Exercise requirements
Give back every entry exactly; drop the pictures.

Collected data entries:

---+---

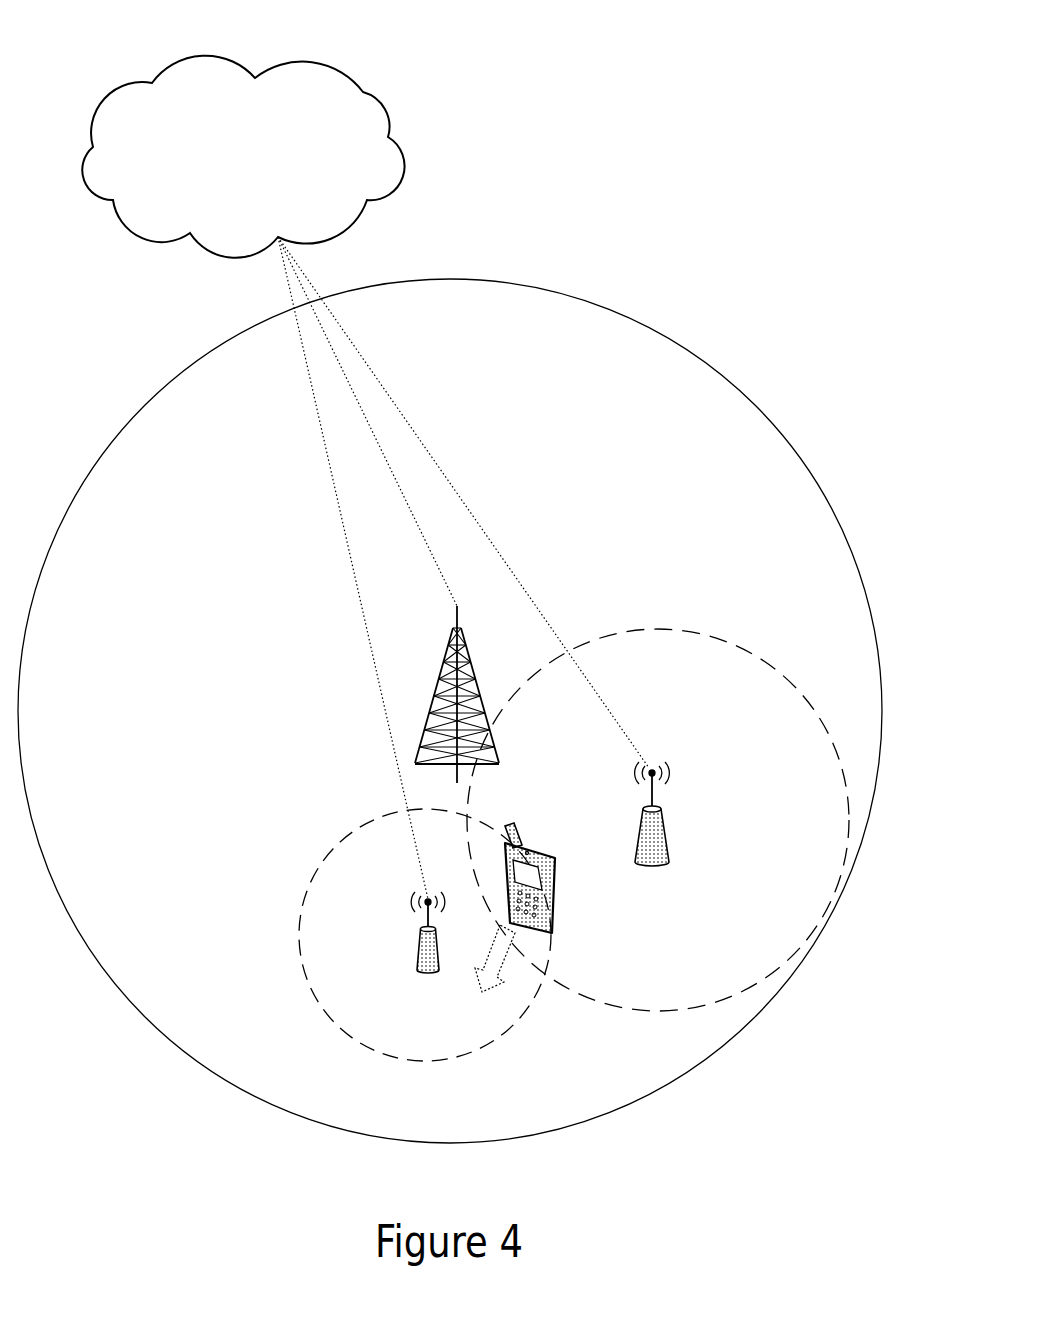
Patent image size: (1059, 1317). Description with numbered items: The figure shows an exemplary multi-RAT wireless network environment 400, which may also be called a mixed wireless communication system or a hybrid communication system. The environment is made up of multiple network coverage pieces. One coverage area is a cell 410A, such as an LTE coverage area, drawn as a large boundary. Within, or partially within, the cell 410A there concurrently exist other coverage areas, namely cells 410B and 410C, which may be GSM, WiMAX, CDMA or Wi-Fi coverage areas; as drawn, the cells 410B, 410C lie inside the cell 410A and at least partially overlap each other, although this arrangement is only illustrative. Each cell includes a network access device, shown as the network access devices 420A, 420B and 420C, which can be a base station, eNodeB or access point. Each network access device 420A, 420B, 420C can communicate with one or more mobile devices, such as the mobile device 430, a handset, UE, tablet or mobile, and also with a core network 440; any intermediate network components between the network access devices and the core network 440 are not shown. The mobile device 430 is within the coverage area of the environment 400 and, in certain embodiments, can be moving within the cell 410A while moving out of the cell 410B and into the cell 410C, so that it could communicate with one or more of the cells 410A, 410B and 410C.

The multi-RAT wireless network environment 400 is at (789, 86).
The cell 410A is at (475, 323).
The cell 410B is at (682, 666).
The cell 410C is at (449, 1048).
The network access device 420A is at (593, 529).
The network access device 420B is at (768, 637).
The network access device 420C is at (303, 1024).
The mobile device 430 is at (598, 990).
The core network 440 is at (259, 165).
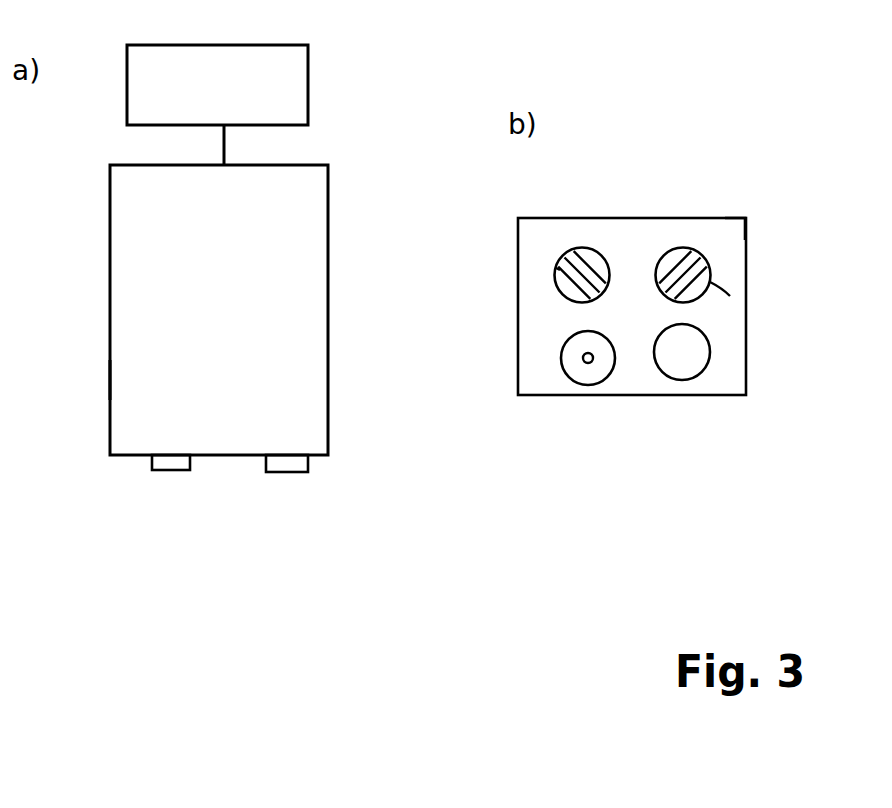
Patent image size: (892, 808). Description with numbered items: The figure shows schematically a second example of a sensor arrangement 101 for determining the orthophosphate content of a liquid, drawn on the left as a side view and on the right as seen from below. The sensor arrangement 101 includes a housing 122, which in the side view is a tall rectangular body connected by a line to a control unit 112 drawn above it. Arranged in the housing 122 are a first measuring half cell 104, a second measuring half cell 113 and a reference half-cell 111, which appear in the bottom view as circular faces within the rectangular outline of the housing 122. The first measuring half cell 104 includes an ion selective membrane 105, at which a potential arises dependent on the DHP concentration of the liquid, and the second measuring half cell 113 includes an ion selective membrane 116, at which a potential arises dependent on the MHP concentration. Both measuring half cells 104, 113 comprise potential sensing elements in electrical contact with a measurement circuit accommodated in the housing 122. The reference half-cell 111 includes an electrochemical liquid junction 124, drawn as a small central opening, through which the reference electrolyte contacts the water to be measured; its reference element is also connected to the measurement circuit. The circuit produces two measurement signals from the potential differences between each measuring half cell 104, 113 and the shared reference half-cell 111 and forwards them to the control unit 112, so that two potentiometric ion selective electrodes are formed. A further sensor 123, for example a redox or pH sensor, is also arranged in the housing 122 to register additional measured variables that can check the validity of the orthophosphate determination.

The sensor arrangement 101 is at (90, 189).
The control unit 112 is at (217, 105).
The housing 122 is at (112, 380).
The second measuring half cell 113 is at (173, 466).
The first measuring half cell 104 is at (288, 463).
The ion selective membrane 105 is at (712, 281).
The ion selective membrane 116 is at (558, 270).
The electrochemical liquid junction 124 is at (586, 356).
The reference half-cell 111 is at (590, 374).
The further sensor 123 is at (697, 352).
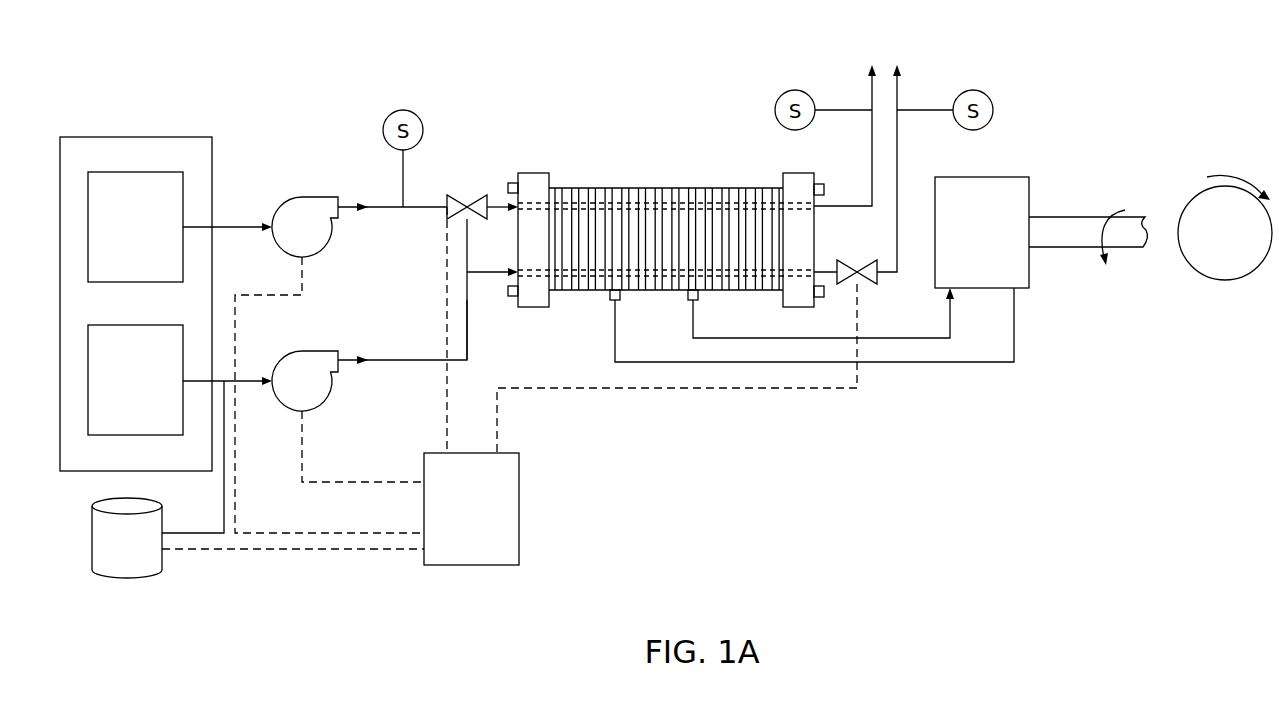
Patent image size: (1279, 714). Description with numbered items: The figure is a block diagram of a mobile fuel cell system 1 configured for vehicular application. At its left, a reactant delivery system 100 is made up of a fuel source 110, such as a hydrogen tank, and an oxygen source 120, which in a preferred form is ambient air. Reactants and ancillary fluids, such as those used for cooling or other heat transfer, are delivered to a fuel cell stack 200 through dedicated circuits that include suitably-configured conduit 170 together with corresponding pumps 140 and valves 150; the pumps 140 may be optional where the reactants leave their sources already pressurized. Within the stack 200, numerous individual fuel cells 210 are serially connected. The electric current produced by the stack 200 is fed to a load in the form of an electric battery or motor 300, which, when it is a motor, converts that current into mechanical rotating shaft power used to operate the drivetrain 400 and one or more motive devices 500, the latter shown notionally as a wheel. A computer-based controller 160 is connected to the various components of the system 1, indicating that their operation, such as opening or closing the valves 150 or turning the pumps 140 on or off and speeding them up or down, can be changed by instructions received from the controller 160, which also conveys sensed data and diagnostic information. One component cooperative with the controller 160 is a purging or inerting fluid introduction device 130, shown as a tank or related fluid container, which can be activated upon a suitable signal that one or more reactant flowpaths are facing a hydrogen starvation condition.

The mobile fuel cell system 1 is at (499, 84).
The reactant delivery system 100 is at (119, 116).
The fuel source 110 is at (135, 227).
The oxygen source 120 is at (135, 380).
The purging or inerting fluid introduction device 130 is at (127, 538).
The pump 140 is at (316, 197).
The valve 150 is at (460, 202).
The controller 160 is at (471, 509).
The conduit 170 is at (467, 322).
The fuel cell stack 200 is at (605, 163).
The fuel cell 210 is at (647, 188).
The motor 300 is at (982, 232).
The drivetrain 400 is at (1063, 216).
The motive device 500 is at (1227, 275).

---+---

Answer section
Patent image size: (1059, 1317). Description with numbered items: The figure shows an exemplary multi-RAT wireless network environment 400, which may also be called a mixed wireless communication system or a hybrid communication system. The environment is made up of multiple network coverage pieces. One coverage area is a cell 410A, such as an LTE coverage area, drawn as a large boundary. Within, or partially within, the cell 410A there concurrently exist other coverage areas, namely cells 410B and 410C, which may be GSM, WiMAX, CDMA or Wi-Fi coverage areas; as drawn, the cells 410B, 410C lie inside the cell 410A and at least partially overlap each other, although this arrangement is only illustrative. Each cell includes a network access device, shown as the network access devices 420A, 420B and 420C, which can be a base station, eNodeB or access point. Each network access device 420A, 420B, 420C can communicate with one or more mobile devices, such as the mobile device 430, a handset, UE, tablet or mobile, and also with a core network 440; any intermediate network components between the network access devices and the core network 440 are not shown. The mobile device 430 is within the coverage area of the environment 400 and, in certain embodiments, can be moving within the cell 410A while moving out of the cell 410B and into the cell 410C, so that it could communicate with one or more of the cells 410A, 410B and 410C.

The multi-RAT wireless network environment 400 is at (789, 86).
The cell 410A is at (475, 323).
The cell 410B is at (682, 666).
The cell 410C is at (449, 1048).
The network access device 420A is at (593, 529).
The network access device 420B is at (768, 637).
The network access device 420C is at (303, 1024).
The mobile device 430 is at (598, 990).
The core network 440 is at (259, 165).
Patent image size: (892, 808). Description with numbered items: The figure shows schematically a second example of a sensor arrangement 101 for determining the orthophosphate content of a liquid, drawn on the left as a side view and on the right as seen from below. The sensor arrangement 101 includes a housing 122, which in the side view is a tall rectangular body connected by a line to a control unit 112 drawn above it. Arranged in the housing 122 are a first measuring half cell 104, a second measuring half cell 113 and a reference half-cell 111, which appear in the bottom view as circular faces within the rectangular outline of the housing 122. The first measuring half cell 104 includes an ion selective membrane 105, at which a potential arises dependent on the DHP concentration of the liquid, and the second measuring half cell 113 includes an ion selective membrane 116, at which a potential arises dependent on the MHP concentration. Both measuring half cells 104, 113 comprise potential sensing elements in electrical contact with a measurement circuit accommodated in the housing 122. The reference half-cell 111 includes an electrochemical liquid junction 124, drawn as a small central opening, through which the reference electrolyte contacts the water to be measured; its reference element is also connected to the measurement circuit. The circuit produces two measurement signals from the potential differences between each measuring half cell 104, 113 and the shared reference half-cell 111 and forwards them to the control unit 112, so that two potentiometric ion selective electrodes are formed. A further sensor 123, for example a redox or pH sensor, is also arranged in the housing 122 to register additional measured variables that can check the validity of the orthophosphate determination.

The sensor arrangement 101 is at (90, 189).
The control unit 112 is at (217, 105).
The housing 122 is at (112, 380).
The second measuring half cell 113 is at (173, 466).
The first measuring half cell 104 is at (288, 463).
The ion selective membrane 105 is at (712, 281).
The ion selective membrane 116 is at (558, 270).
The electrochemical liquid junction 124 is at (586, 356).
The reference half-cell 111 is at (590, 374).
The further sensor 123 is at (697, 352).
Patent image size: (1279, 714). Description with numbered items: The figure is a block diagram of a mobile fuel cell system 1 configured for vehicular application. At its left, a reactant delivery system 100 is made up of a fuel source 110, such as a hydrogen tank, and an oxygen source 120, which in a preferred form is ambient air. Reactants and ancillary fluids, such as those used for cooling or other heat transfer, are delivered to a fuel cell stack 200 through dedicated circuits that include suitably-configured conduit 170 together with corresponding pumps 140 and valves 150; the pumps 140 may be optional where the reactants leave their sources already pressurized. Within the stack 200, numerous individual fuel cells 210 are serially connected. The electric current produced by the stack 200 is fed to a load in the form of an electric battery or motor 300, which, when it is a motor, converts that current into mechanical rotating shaft power used to operate the drivetrain 400 and one or more motive devices 500, the latter shown notionally as a wheel. A computer-based controller 160 is connected to the various components of the system 1, indicating that their operation, such as opening or closing the valves 150 or turning the pumps 140 on or off and speeding them up or down, can be changed by instructions received from the controller 160, which also conveys sensed data and diagnostic information. One component cooperative with the controller 160 is a purging or inerting fluid introduction device 130, shown as a tank or related fluid container, which can be activated upon a suitable signal that one or more reactant flowpaths are facing a hydrogen starvation condition.

The mobile fuel cell system 1 is at (499, 84).
The reactant delivery system 100 is at (119, 116).
The fuel source 110 is at (135, 227).
The oxygen source 120 is at (135, 380).
The purging or inerting fluid introduction device 130 is at (127, 538).
The pump 140 is at (316, 197).
The valve 150 is at (460, 202).
The controller 160 is at (471, 509).
The conduit 170 is at (467, 322).
The fuel cell stack 200 is at (605, 163).
The fuel cell 210 is at (647, 188).
The motor 300 is at (982, 232).
The drivetrain 400 is at (1063, 216).
The motive device 500 is at (1227, 275).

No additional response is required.